■ Source document:
This isn’t a story of mine but the guest story is, a customer of a friend of mine, he was told that he had to have a UPS that was capable of supporting the entire machine room so they can support 400 users continuously for a working day or something. And my friend said, “OK, but it’s going to cost you a lot of money. Where are these users?” And they said, “Well they are in the building.” “We do have a building like UPS that will support you for eight working hours.” “Oh no, we don’t do that.” So how are the users going to get to this big system keeping running? Well, they’re not.

So they hadn’t thought through the problem. They hadn’t decided – they still put the UPS in because that was what they decided to do. But if you don’t think about this stuff then you don’t come to the right conclusions. Here’s the real reason it’s a bad idea: complexity is a bad thing. It’s a bad thing for a whole load of reasons. The simplest thing is that it’s more expensive. If you always have two of everything, at least, then it will cost you more.

■ Problem requirements: Copy out the UPS passage word for word, from start to finish. Work only from the UPS passage above.

■ Dataset:
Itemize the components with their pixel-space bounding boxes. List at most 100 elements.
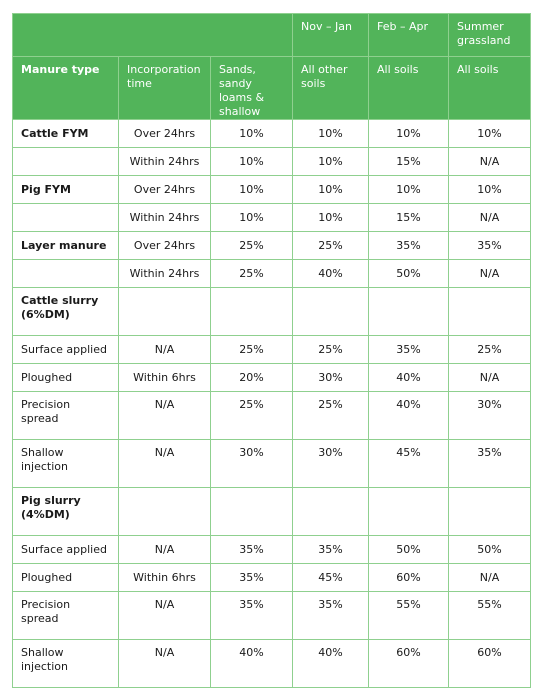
value-cell: 60% (448, 639, 532, 688)
value-cell: 25% (209, 231, 294, 260)
manure-type: Precision spread (12, 591, 119, 640)
incorporation-time: Within 6hrs (118, 563, 211, 592)
table-row: Nov – Jan Feb – Apr Summer grassland (11, 13, 532, 57)
period-header: Summer grassland (448, 13, 532, 57)
manure-type: Pig slurry (4%DM) (12, 487, 119, 536)
incorporation-time: N/A (118, 591, 211, 640)
value-cell: 10% (209, 203, 294, 232)
value-cell: 10% (292, 119, 370, 148)
value-cell: 25% (209, 391, 294, 440)
table-row: Manure type Incorporation time Sands, sand… (12, 56, 532, 120)
value-cell: 35% (209, 591, 294, 640)
value-cell: 30% (292, 439, 370, 488)
value-cell: 10% (292, 147, 370, 176)
value-cell (292, 287, 370, 336)
value-cell (209, 287, 294, 336)
incorporation-time: Within 24hrs (118, 259, 211, 288)
column-header: All soils (448, 56, 532, 120)
value-cell (368, 287, 450, 336)
value-cell (292, 487, 370, 536)
manure-type: Ploughed (12, 563, 119, 592)
table-row: Shallow injection N/A 30% 30% 45% 35% (12, 439, 532, 488)
table-row: Precision spread N/A 25% 25% 40% 30% (12, 391, 532, 440)
incorporation-time: N/A (118, 439, 211, 488)
table-row: Surface applied N/A 35% 35% 50% 50% (12, 535, 532, 564)
value-cell: 10% (209, 119, 294, 148)
table-row: Shallow injection N/A 40% 40% 60% 60% (12, 639, 532, 688)
incorporation-time: N/A (118, 335, 211, 364)
value-cell: 35% (368, 335, 450, 364)
incorporation-time: Within 24hrs (118, 203, 211, 232)
value-cell: 35% (448, 231, 532, 260)
value-cell: 35% (292, 535, 370, 564)
value-cell: N/A (448, 203, 532, 232)
manure-table: Nov – Jan Feb – Apr Summer grassland Manure… (11, 13, 532, 688)
value-cell: 10% (209, 147, 294, 176)
manure-type: Surface applied (12, 335, 119, 364)
value-cell: 25% (209, 335, 294, 364)
header-blank (11, 13, 294, 57)
value-cell: 10% (448, 175, 532, 204)
column-header: All other soils (292, 56, 370, 120)
value-cell: 20% (209, 363, 294, 392)
value-cell: 10% (368, 175, 450, 204)
value-cell: 25% (292, 391, 370, 440)
table-row: Pig FYM Over 24hrs 10% 10% 10% 10% (12, 175, 532, 204)
table-row: Ploughed Within 6hrs 35% 45% 60% N/A (12, 563, 532, 592)
value-cell: 10% (448, 119, 532, 148)
value-cell: 35% (368, 231, 450, 260)
value-cell: 25% (292, 335, 370, 364)
value-cell: 50% (448, 535, 532, 564)
table-row: Cattle slurry (6%DM) (12, 287, 532, 336)
table-row: Within 24hrs 25% 40% 50% N/A (12, 259, 532, 288)
value-cell: N/A (448, 363, 532, 392)
incorporation-time: N/A (118, 639, 211, 688)
table-row: Layer manure Over 24hrs 25% 25% 35% 35% (12, 231, 532, 260)
manure-type (12, 259, 119, 288)
table-row: Within 24hrs 10% 10% 15% N/A (12, 147, 532, 176)
column-header: Manure type (12, 56, 119, 120)
value-cell: 25% (209, 259, 294, 288)
incorporation-time: Over 24hrs (118, 231, 211, 260)
value-cell: 55% (368, 591, 450, 640)
value-cell: N/A (448, 147, 532, 176)
page: Nov – Jan Feb – Apr Summer grassland Manure… (11, 13, 532, 688)
value-cell: N/A (448, 259, 532, 288)
table-body: Nov – Jan Feb – Apr Summer grassland Manure… (11, 13, 532, 688)
column-header: Incorporation time (118, 56, 211, 120)
value-cell: 15% (368, 147, 450, 176)
table-row: Within 24hrs 10% 10% 15% N/A (12, 203, 532, 232)
column-header: All soils (368, 56, 450, 120)
value-cell (448, 487, 532, 536)
value-cell: 40% (292, 259, 370, 288)
incorporation-time: Over 24hrs (118, 119, 211, 148)
value-cell: 15% (368, 203, 450, 232)
manure-type: Pig FYM (12, 175, 119, 204)
value-cell: 30% (209, 439, 294, 488)
value-cell: 30% (292, 363, 370, 392)
manure-type: Surface applied (12, 535, 119, 564)
incorporation-time: Within 24hrs (118, 147, 211, 176)
value-cell: 40% (368, 363, 450, 392)
incorporation-time: Within 6hrs (118, 363, 211, 392)
period-header: Feb – Apr (368, 13, 450, 57)
incorporation-time: N/A (118, 391, 211, 440)
value-cell (209, 487, 294, 536)
value-cell: 35% (209, 563, 294, 592)
value-cell: 25% (292, 231, 370, 260)
value-cell: N/A (448, 563, 532, 592)
manure-type: Layer manure (12, 231, 119, 260)
manure-type: Cattle FYM (12, 119, 119, 148)
manure-type: Precision spread (12, 391, 119, 440)
value-cell: 10% (292, 175, 370, 204)
value-cell: 55% (448, 591, 532, 640)
incorporation-time (118, 287, 211, 336)
manure-type: Ploughed (12, 363, 119, 392)
value-cell: 10% (209, 175, 294, 204)
value-cell: 30% (448, 391, 532, 440)
manure-type: Shallow injection (12, 639, 119, 688)
period-header: Nov – Jan (292, 13, 370, 57)
value-cell: 60% (368, 563, 450, 592)
value-cell: 10% (368, 119, 450, 148)
table-row: Surface applied N/A 25% 25% 35% 25% (12, 335, 532, 364)
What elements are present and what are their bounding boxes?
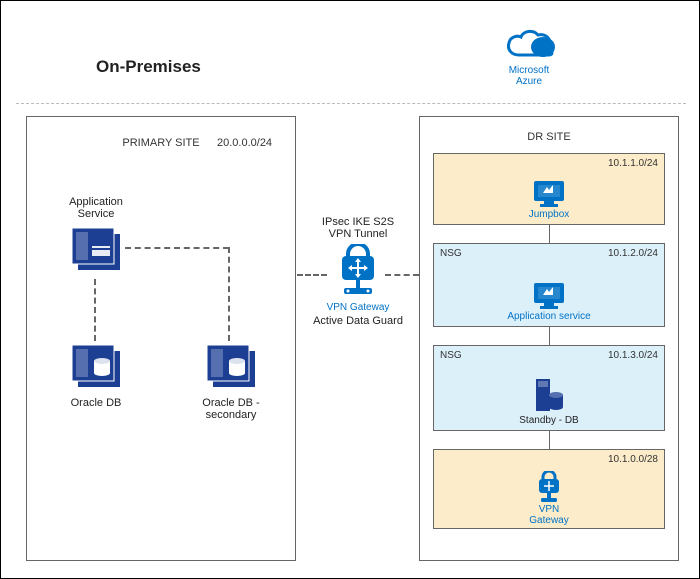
oracle-db-label: Oracle DB — [71, 397, 122, 409]
vpn-gateway-icon — [334, 244, 382, 300]
vpngw-subnet-label-2: Gateway — [529, 516, 568, 527]
oracle-db-secondary-node: Oracle DB - secondary — [181, 341, 281, 421]
db-nsg: NSG — [440, 350, 462, 361]
center-vpn-block: IPsec IKE S2S VPN Tunnel VPN Gateway Act… — [303, 216, 413, 327]
subnet-db: NSG 10.1.3.0/24 Standby - DB — [433, 345, 665, 431]
conn-vpn-drsite — [385, 274, 419, 276]
conn-app-db1 — [94, 279, 96, 341]
jumpbox-label: Jumpbox — [529, 209, 570, 220]
azure-label-2: Azure — [516, 76, 542, 87]
conn-app-db — [549, 327, 550, 345]
active-data-guard-label: Active Data Guard — [313, 315, 403, 327]
server-stack-icon — [68, 224, 124, 274]
db-server-icon — [68, 341, 124, 391]
vm-icon-2 — [532, 281, 566, 311]
db-server-icon-2 — [203, 341, 259, 391]
conn-app-db2-v — [228, 247, 230, 341]
onprem-heading: On-Premises — [96, 57, 201, 77]
conn-db-vpn — [549, 431, 550, 449]
subnet-app: NSG 10.1.2.0/24 Application service — [433, 243, 665, 327]
oracle-db-secondary-label: Oracle DB - secondary — [186, 397, 276, 421]
app-service-label: Application Service — [51, 196, 141, 220]
subnet-jumpbox: 10.1.1.0/24 Jumpbox — [433, 153, 665, 225]
primary-site-cidr: 20.0.0.0/24 — [217, 137, 272, 149]
azure-cloud: Microsoft Azure — [489, 25, 569, 87]
primary-site-box: PRIMARY SITE 20.0.0.0/24 — [26, 116, 296, 561]
ipsec-label-2: VPN Tunnel — [329, 228, 388, 240]
cloud-icon — [501, 25, 557, 65]
db-subnet-label: Standby - DB — [519, 415, 578, 426]
db-vm-icon — [532, 377, 566, 415]
subnet-vpn: 10.1.0.0/28 VPN Gateway — [433, 449, 665, 529]
vm-icon — [532, 179, 566, 209]
azure-label-1: Microsoft — [509, 65, 550, 76]
oracle-db-node: Oracle DB — [51, 341, 141, 409]
app-service-node: Application Service — [51, 196, 141, 274]
divider-dashed — [16, 103, 686, 104]
dr-site-label: DR SITE — [420, 131, 678, 143]
vpn-gateway-icon-small — [534, 471, 564, 505]
jumpbox-cidr: 10.1.1.0/24 — [608, 158, 658, 169]
app-nsg: NSG — [440, 248, 462, 259]
app-subnet-label: Application service — [507, 311, 590, 322]
vpngw-subnet-label-1: VPN — [539, 505, 560, 516]
ipsec-label-1: IPsec IKE S2S — [322, 216, 394, 228]
conn-jb-app — [549, 225, 550, 243]
conn-app-db2-h — [125, 247, 229, 249]
db-cidr: 10.1.3.0/24 — [608, 350, 658, 361]
vpngw-cidr: 10.1.0.0/28 — [608, 454, 658, 465]
vpn-gateway-label: VPN Gateway — [327, 302, 390, 313]
app-cidr: 10.1.2.0/24 — [608, 248, 658, 259]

■ Output of the task:
This isn’t a story of mine but the guest story is, a customer of a friend of mine, he was told that he had to have a UPS that was capable of supporting the entire machine room so they can support 400 users continuously for a working day or something. And my friend said, “OK, but it’s going to cost you a lot of money. Where are these users?” And they said, “Well they are in the building.” “We do have a building like UPS that will support you for eight working hours.” “Oh no, we don’t do that.” So how are the users going to get to this big system keeping running? Well, they’re not.

So they hadn’t thought through the problem. They hadn’t decided – they still put the UPS in because that was what they decided to do. But if you don’t think about this stuff then you don’t come to the right conclusions. Here’s the real reason it’s a bad idea: complexity is a bad thing. It’s a bad thing for a whole load of reasons. The simplest thing is that it’s more expensive. If you always have two of everything, at least, then it will cost you more.